## Exercise description
Select every line below containing the word "жизни".

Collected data
-------

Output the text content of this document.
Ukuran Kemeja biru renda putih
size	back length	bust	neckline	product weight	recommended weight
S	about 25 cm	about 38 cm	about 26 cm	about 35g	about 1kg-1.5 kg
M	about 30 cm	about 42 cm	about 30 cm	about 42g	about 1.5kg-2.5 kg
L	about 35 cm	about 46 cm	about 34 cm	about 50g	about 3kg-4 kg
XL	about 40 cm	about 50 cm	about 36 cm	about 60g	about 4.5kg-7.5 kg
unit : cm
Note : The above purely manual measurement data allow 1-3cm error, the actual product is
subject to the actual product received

-------

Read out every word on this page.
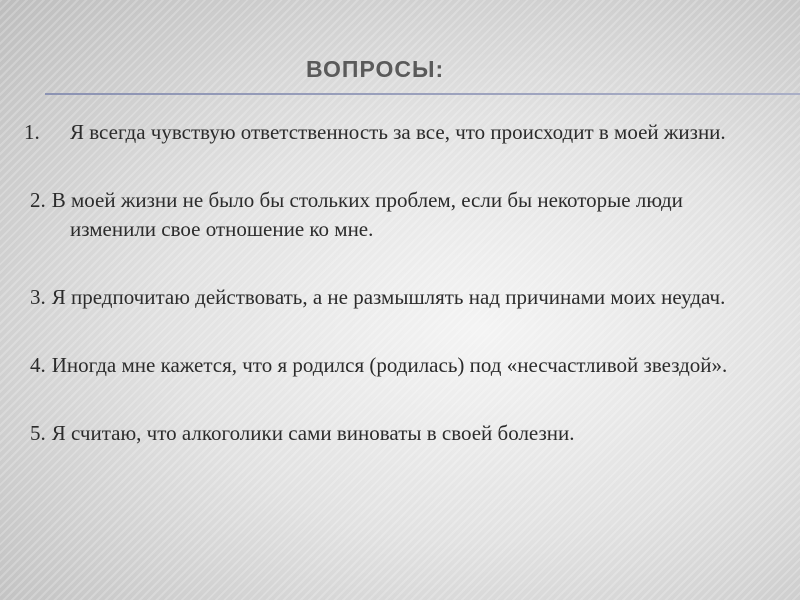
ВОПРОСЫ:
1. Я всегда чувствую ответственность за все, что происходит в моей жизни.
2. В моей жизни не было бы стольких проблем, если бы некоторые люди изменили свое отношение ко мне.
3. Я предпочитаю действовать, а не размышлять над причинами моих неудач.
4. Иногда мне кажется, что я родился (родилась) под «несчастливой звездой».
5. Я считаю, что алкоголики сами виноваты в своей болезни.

-------

## Answer to this task
1. Я всегда чувствую ответственность за все, что происходит в моей жизни.
2. В моей жизни не было бы стольких проблем, если бы некоторые люди изменили свое отношение ко мне.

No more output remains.